**Figure data in JSON**
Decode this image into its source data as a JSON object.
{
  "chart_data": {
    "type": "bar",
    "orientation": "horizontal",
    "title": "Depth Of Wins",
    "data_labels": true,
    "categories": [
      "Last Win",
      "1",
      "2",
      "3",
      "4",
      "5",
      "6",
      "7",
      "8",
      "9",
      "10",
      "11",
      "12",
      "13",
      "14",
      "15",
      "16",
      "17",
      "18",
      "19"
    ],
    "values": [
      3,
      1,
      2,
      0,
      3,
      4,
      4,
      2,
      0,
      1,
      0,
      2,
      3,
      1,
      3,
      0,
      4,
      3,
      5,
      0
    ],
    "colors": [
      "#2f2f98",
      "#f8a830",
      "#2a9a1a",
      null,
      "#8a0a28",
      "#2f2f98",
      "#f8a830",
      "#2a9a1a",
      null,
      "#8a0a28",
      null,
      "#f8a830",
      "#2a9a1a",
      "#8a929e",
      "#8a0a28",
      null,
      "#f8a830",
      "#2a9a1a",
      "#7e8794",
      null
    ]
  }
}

---

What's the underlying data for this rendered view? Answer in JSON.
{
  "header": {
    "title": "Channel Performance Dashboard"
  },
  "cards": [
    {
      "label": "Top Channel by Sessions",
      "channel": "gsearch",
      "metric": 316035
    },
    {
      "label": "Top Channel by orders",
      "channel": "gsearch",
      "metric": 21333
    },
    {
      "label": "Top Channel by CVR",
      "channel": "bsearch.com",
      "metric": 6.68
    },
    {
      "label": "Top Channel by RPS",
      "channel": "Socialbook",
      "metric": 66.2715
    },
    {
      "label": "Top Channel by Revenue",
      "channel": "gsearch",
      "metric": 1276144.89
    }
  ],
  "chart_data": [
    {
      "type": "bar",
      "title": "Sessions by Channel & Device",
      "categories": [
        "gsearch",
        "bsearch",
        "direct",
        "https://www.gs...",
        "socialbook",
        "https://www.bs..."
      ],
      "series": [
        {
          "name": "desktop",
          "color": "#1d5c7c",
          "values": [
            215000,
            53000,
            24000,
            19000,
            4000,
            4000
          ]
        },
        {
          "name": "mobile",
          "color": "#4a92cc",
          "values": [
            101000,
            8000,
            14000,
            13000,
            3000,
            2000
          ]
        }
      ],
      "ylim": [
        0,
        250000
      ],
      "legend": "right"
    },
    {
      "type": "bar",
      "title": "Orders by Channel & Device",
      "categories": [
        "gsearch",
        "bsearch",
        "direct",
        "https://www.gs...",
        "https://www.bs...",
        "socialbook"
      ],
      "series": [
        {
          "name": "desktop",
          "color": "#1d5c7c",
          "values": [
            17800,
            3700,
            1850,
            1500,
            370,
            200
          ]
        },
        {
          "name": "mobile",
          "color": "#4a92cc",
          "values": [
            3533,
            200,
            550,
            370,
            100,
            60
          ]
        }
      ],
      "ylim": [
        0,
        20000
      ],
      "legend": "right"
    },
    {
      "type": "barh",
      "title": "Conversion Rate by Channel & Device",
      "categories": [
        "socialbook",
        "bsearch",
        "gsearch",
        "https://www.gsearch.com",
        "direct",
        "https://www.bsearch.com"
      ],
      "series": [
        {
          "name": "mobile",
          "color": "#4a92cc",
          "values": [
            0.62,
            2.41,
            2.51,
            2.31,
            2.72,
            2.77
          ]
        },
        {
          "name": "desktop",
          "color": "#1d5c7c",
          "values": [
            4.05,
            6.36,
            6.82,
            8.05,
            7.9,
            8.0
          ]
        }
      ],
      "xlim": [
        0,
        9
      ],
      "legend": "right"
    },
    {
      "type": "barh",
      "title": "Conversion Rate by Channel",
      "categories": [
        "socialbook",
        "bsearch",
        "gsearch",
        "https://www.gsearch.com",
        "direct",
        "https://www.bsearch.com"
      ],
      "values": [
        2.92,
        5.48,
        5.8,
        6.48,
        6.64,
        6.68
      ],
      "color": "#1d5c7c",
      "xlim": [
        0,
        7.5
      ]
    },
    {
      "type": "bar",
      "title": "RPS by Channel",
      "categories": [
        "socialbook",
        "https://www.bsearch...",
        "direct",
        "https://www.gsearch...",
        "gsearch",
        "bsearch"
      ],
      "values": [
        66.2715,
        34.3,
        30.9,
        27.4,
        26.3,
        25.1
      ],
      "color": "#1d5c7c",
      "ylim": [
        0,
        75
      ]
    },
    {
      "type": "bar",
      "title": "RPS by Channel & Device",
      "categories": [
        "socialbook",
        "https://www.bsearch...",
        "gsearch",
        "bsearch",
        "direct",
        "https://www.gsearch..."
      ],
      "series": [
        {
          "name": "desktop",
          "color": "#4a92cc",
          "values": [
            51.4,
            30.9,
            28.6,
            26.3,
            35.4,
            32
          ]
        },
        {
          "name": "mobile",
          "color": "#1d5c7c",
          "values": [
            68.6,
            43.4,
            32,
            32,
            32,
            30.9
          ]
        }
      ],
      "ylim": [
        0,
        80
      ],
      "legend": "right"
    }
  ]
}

* * *

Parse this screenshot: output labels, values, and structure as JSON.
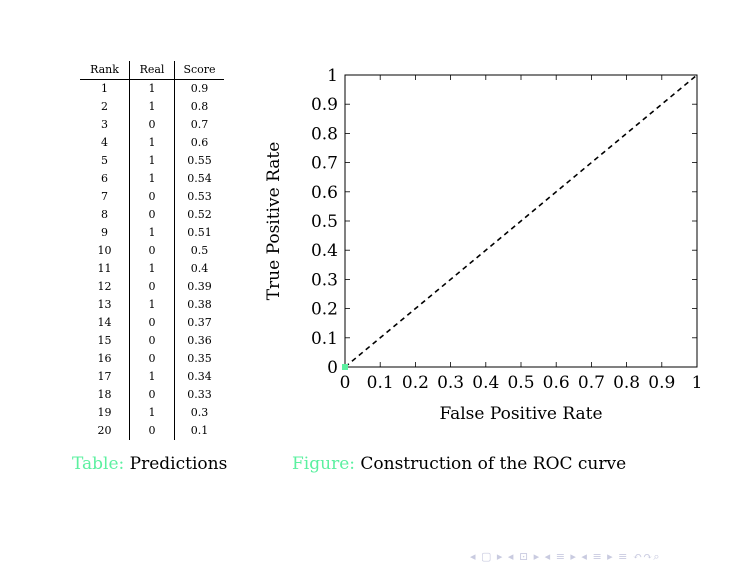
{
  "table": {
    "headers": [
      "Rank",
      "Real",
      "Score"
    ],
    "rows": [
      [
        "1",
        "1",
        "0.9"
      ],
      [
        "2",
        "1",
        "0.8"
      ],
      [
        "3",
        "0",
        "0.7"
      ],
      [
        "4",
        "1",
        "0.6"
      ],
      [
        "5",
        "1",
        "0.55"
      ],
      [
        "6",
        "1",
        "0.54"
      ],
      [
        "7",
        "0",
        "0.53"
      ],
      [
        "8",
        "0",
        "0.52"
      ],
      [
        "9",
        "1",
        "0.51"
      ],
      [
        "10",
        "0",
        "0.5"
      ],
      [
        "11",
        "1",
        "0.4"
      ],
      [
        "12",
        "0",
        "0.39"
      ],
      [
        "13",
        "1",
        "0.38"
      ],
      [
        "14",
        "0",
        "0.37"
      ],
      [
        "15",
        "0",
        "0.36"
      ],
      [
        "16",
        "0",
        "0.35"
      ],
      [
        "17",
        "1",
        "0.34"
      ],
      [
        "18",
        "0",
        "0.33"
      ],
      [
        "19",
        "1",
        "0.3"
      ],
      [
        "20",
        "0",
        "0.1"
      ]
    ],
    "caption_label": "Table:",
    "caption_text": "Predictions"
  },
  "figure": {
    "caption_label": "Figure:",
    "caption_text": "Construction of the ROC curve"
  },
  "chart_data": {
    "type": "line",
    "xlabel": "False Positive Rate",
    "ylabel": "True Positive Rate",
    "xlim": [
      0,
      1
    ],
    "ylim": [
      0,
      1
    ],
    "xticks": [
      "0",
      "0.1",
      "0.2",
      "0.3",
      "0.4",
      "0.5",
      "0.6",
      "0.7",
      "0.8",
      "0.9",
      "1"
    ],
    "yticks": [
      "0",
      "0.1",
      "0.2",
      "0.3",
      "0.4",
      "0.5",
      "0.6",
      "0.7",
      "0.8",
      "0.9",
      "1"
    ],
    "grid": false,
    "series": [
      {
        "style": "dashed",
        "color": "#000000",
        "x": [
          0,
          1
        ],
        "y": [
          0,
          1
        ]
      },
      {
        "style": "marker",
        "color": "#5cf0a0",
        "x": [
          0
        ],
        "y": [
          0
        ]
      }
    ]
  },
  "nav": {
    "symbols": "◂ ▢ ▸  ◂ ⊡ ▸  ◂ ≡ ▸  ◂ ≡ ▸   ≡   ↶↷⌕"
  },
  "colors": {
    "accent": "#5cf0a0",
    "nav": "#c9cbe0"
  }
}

**Task details**
Go through the records. Copy each line where "Conversion" appears.

**Finished exercise**
      "title": "Conversion Rate by Channel & Device",
      "title": "Conversion Rate by Channel",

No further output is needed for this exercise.